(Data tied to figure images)
■ ■ ■

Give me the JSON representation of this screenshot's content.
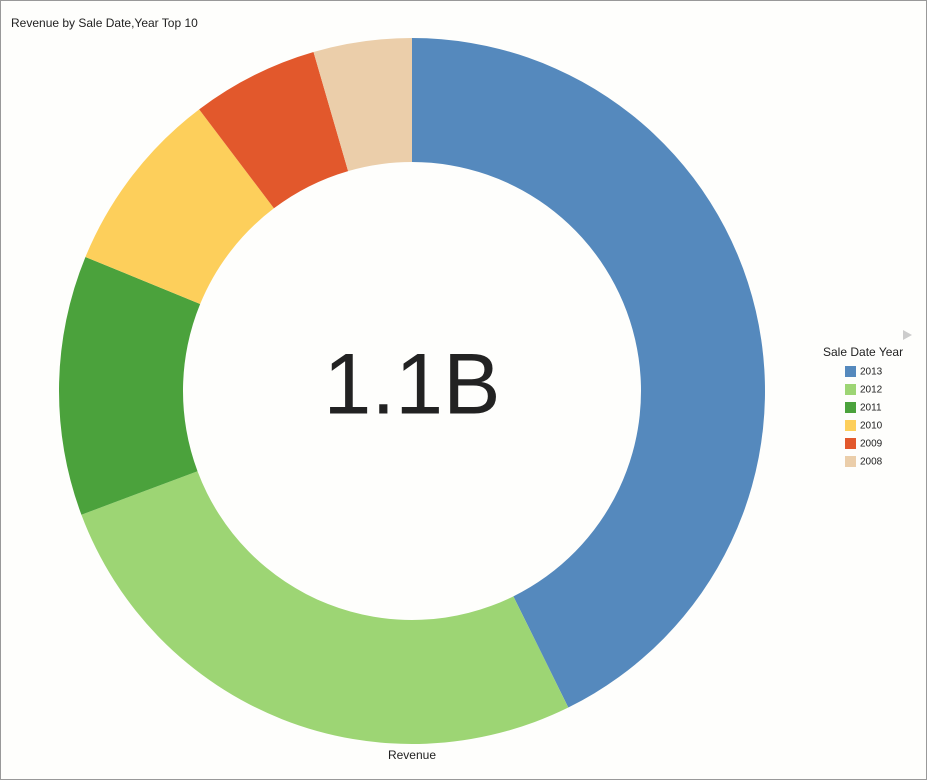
{
  "chart_data": {
    "type": "donut",
    "title": "Revenue by Sale Date,Year Top 10",
    "center_label": "1.1B",
    "measure_label": "Revenue",
    "legend_title": "Sale Date Year",
    "categories": [
      "2013",
      "2012",
      "2011",
      "2010",
      "2009",
      "2008"
    ],
    "values": [
      42.7,
      26.6,
      11.9,
      8.5,
      5.8,
      4.5
    ],
    "colors": [
      "#5589bd",
      "#9dd574",
      "#4ba23c",
      "#fdcf5b",
      "#e2582c",
      "#ebceaa"
    ],
    "legend": "right"
  }
}
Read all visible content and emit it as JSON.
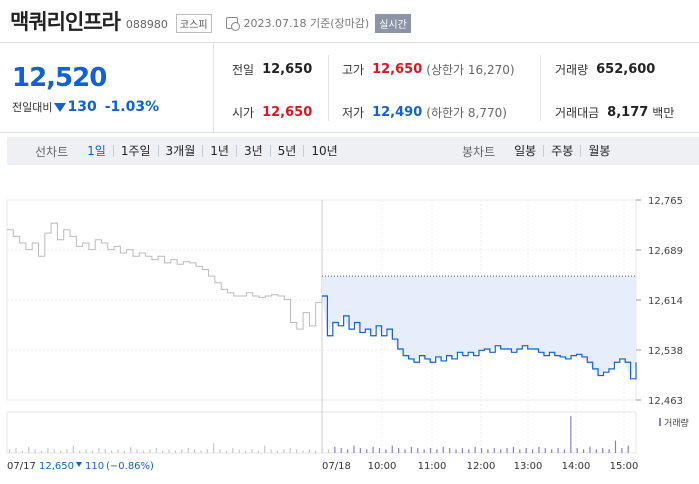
{
  "header": {
    "stock_name": "맥쿼리인프라",
    "stock_code": "088980",
    "market": "코스피",
    "date": "2023.07.18 기준(장마감)",
    "realtime": "실시간"
  },
  "summary": {
    "price": "12,520",
    "change_label": "전일대비",
    "change": "130",
    "change_pct": "-1.03%",
    "prev_close_label": "전일",
    "prev_close": "12,650",
    "high_label": "고가",
    "high": "12,650",
    "upper_limit": "(상한가 16,270)",
    "volume_label": "거래량",
    "volume": "652,600",
    "open_label": "시가",
    "open": "12,650",
    "low_label": "저가",
    "low": "12,490",
    "lower_limit": "(하한가 8,770)",
    "amount_label": "거래대금",
    "amount": "8,177",
    "amount_unit": "백만"
  },
  "toolbar": {
    "line_label": "선차트",
    "line_periods": [
      "1일",
      "1주일",
      "3개월",
      "1년",
      "3년",
      "5년",
      "10년"
    ],
    "candle_label": "봉차트",
    "candle_periods": [
      "일봉",
      "주봉",
      "월봉"
    ]
  },
  "colors": {
    "up": "#e0141e",
    "down": "#1160d8",
    "prev_line": "#bbbbbb",
    "area": "#e6eefb"
  },
  "chart_data": {
    "type": "line",
    "y_ticks": [
      "12,765",
      "12,689",
      "12,614",
      "12,538",
      "12,463"
    ],
    "ylim": [
      12463,
      12765
    ],
    "volume_label": "거래량",
    "x_ticks": [
      "07/18",
      "10:00",
      "11:00",
      "12:00",
      "13:00",
      "14:00",
      "15:00"
    ],
    "prev_day_label": "07/17",
    "prev_day_close": "12,650",
    "prev_day_change": "110",
    "prev_day_pct": "(−0.86%)",
    "reference_price": 12650,
    "series": [
      {
        "values": [
          12720,
          12710,
          12700,
          12690,
          12700,
          12680,
          12715,
          12730,
          12705,
          12720,
          12710,
          12695,
          12700,
          12690,
          12705,
          12700,
          12690,
          12695,
          12685,
          12690,
          12680,
          12685,
          12680,
          12675,
          12680,
          12670,
          12675,
          12668,
          12672,
          12670,
          12665,
          12660,
          12650,
          12640,
          12630,
          12625,
          12620,
          12620,
          12625,
          12620,
          12618,
          12620,
          12622,
          12620,
          12615,
          12580,
          12570,
          12595,
          12575,
          12610,
          12620
        ]
      },
      {
        "values": [
          12620,
          12560,
          12580,
          12575,
          12590,
          12570,
          12580,
          12565,
          12570,
          12560,
          12575,
          12560,
          12570,
          12555,
          12540,
          12530,
          12525,
          12520,
          12530,
          12525,
          12520,
          12528,
          12522,
          12530,
          12525,
          12535,
          12530,
          12535,
          12530,
          12538,
          12540,
          12535,
          12545,
          12540,
          12540,
          12535,
          12540,
          12545,
          12540,
          12540,
          12535,
          12530,
          12535,
          12530,
          12528,
          12525,
          12530,
          12532,
          12528,
          12520,
          12510,
          12500,
          12505,
          12510,
          12520,
          12525,
          12520,
          12495,
          12520
        ]
      }
    ],
    "volume": [
      3,
      4,
      2,
      5,
      3,
      2,
      4,
      3,
      2,
      3,
      6,
      2,
      3,
      2,
      4,
      3,
      2,
      3,
      2,
      5,
      3,
      2,
      3,
      4,
      2,
      3,
      2,
      3,
      4,
      3,
      2,
      3,
      8,
      3,
      2,
      4,
      3,
      2,
      3,
      2,
      6,
      3,
      2,
      3,
      4,
      3,
      2,
      3,
      2,
      4,
      3,
      5,
      4,
      3,
      6,
      4,
      3,
      5,
      4,
      3,
      6,
      4,
      3,
      5,
      4,
      3,
      4,
      3,
      5,
      4,
      3,
      4,
      3,
      5,
      4,
      3,
      4,
      3,
      4,
      5,
      3,
      4,
      3,
      5,
      4,
      3,
      4,
      3,
      30,
      4,
      3,
      5,
      3,
      4,
      3,
      10,
      4,
      6
    ]
  }
}
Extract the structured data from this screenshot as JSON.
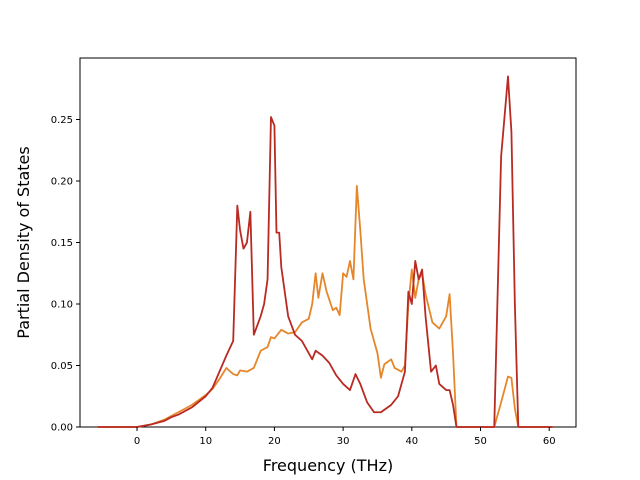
{
  "chart_data": {
    "type": "line",
    "title": "",
    "xlabel": "Frequency (THz)",
    "ylabel": "Partial Density of States",
    "xlim": [
      -8.3,
      63.9
    ],
    "ylim": [
      0.0,
      0.3
    ],
    "xticks": [
      0,
      10,
      20,
      30,
      40,
      50,
      60
    ],
    "yticks": [
      0.0,
      0.05,
      0.1,
      0.15,
      0.2,
      0.25
    ],
    "ytick_labels": [
      "0.00",
      "0.05",
      "0.10",
      "0.15",
      "0.20",
      "0.25"
    ],
    "grid": false,
    "legend": "none",
    "series": [
      {
        "color": "#e6862a",
        "points": [
          [
            -5.7,
            0.0
          ],
          [
            0,
            0.0
          ],
          [
            2,
            0.002
          ],
          [
            4,
            0.006
          ],
          [
            5,
            0.009
          ],
          [
            6,
            0.012
          ],
          [
            8,
            0.018
          ],
          [
            10,
            0.026
          ],
          [
            11,
            0.031
          ],
          [
            12,
            0.039
          ],
          [
            13,
            0.048
          ],
          [
            14,
            0.043
          ],
          [
            14.6,
            0.042
          ],
          [
            15,
            0.046
          ],
          [
            16,
            0.045
          ],
          [
            17,
            0.048
          ],
          [
            18,
            0.062
          ],
          [
            19,
            0.065
          ],
          [
            19.5,
            0.073
          ],
          [
            20,
            0.072
          ],
          [
            21,
            0.079
          ],
          [
            22,
            0.076
          ],
          [
            23,
            0.077
          ],
          [
            24,
            0.085
          ],
          [
            25,
            0.088
          ],
          [
            25.5,
            0.1
          ],
          [
            26,
            0.125
          ],
          [
            26.4,
            0.105
          ],
          [
            27,
            0.125
          ],
          [
            27.6,
            0.11
          ],
          [
            28.5,
            0.095
          ],
          [
            29,
            0.097
          ],
          [
            29.5,
            0.091
          ],
          [
            30,
            0.125
          ],
          [
            30.5,
            0.122
          ],
          [
            31,
            0.135
          ],
          [
            31.5,
            0.12
          ],
          [
            32,
            0.196
          ],
          [
            32.5,
            0.16
          ],
          [
            33,
            0.12
          ],
          [
            34,
            0.08
          ],
          [
            35,
            0.06
          ],
          [
            35.5,
            0.04
          ],
          [
            36,
            0.051
          ],
          [
            37,
            0.055
          ],
          [
            37.5,
            0.048
          ],
          [
            38.5,
            0.045
          ],
          [
            39,
            0.05
          ],
          [
            39.5,
            0.1
          ],
          [
            40,
            0.128
          ],
          [
            40.5,
            0.105
          ],
          [
            41,
            0.12
          ],
          [
            41.5,
            0.125
          ],
          [
            42,
            0.108
          ],
          [
            43,
            0.085
          ],
          [
            44,
            0.08
          ],
          [
            45,
            0.09
          ],
          [
            45.5,
            0.108
          ],
          [
            46,
            0.06
          ],
          [
            46.5,
            0.0
          ],
          [
            52,
            0.0
          ],
          [
            53,
            0.02
          ],
          [
            54,
            0.041
          ],
          [
            54.5,
            0.04
          ],
          [
            55,
            0.015
          ],
          [
            55.5,
            0.0
          ],
          [
            60.5,
            0.0
          ]
        ]
      },
      {
        "color": "#b82a22",
        "points": [
          [
            -5.7,
            0.0
          ],
          [
            0,
            0.0
          ],
          [
            2,
            0.002
          ],
          [
            4,
            0.005
          ],
          [
            5,
            0.008
          ],
          [
            6,
            0.01
          ],
          [
            8,
            0.016
          ],
          [
            10,
            0.025
          ],
          [
            11,
            0.032
          ],
          [
            12,
            0.045
          ],
          [
            13,
            0.058
          ],
          [
            14,
            0.07
          ],
          [
            14.6,
            0.18
          ],
          [
            15,
            0.16
          ],
          [
            15.5,
            0.145
          ],
          [
            16,
            0.15
          ],
          [
            16.5,
            0.175
          ],
          [
            17,
            0.075
          ],
          [
            18,
            0.09
          ],
          [
            18.5,
            0.1
          ],
          [
            19,
            0.12
          ],
          [
            19.5,
            0.252
          ],
          [
            20,
            0.245
          ],
          [
            20.3,
            0.158
          ],
          [
            20.7,
            0.158
          ],
          [
            21,
            0.13
          ],
          [
            22,
            0.09
          ],
          [
            23,
            0.075
          ],
          [
            24,
            0.07
          ],
          [
            25,
            0.06
          ],
          [
            25.5,
            0.055
          ],
          [
            26,
            0.062
          ],
          [
            27,
            0.058
          ],
          [
            28,
            0.052
          ],
          [
            29,
            0.042
          ],
          [
            30,
            0.035
          ],
          [
            31,
            0.03
          ],
          [
            31.8,
            0.043
          ],
          [
            32.5,
            0.035
          ],
          [
            33.5,
            0.02
          ],
          [
            34.5,
            0.012
          ],
          [
            35.5,
            0.012
          ],
          [
            37,
            0.018
          ],
          [
            38,
            0.025
          ],
          [
            39,
            0.045
          ],
          [
            39.5,
            0.11
          ],
          [
            40,
            0.1
          ],
          [
            40.5,
            0.135
          ],
          [
            41,
            0.12
          ],
          [
            41.5,
            0.128
          ],
          [
            42,
            0.09
          ],
          [
            42.8,
            0.045
          ],
          [
            43.5,
            0.05
          ],
          [
            44,
            0.035
          ],
          [
            45,
            0.03
          ],
          [
            45.5,
            0.03
          ],
          [
            46,
            0.018
          ],
          [
            46.5,
            0.0
          ],
          [
            52,
            0.0
          ],
          [
            53,
            0.22
          ],
          [
            54,
            0.285
          ],
          [
            54.5,
            0.24
          ],
          [
            55,
            0.1
          ],
          [
            55.5,
            0.0
          ],
          [
            60.5,
            0.0
          ]
        ]
      }
    ]
  }
}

■ ■ ■

*Exercise aim*. Go through the entries and return each line where the word "Revenue" appears.

*Exercise answer*.
    "title": "Revenue by Sale Date,Year Top 10",
    "measure_label": "Revenue",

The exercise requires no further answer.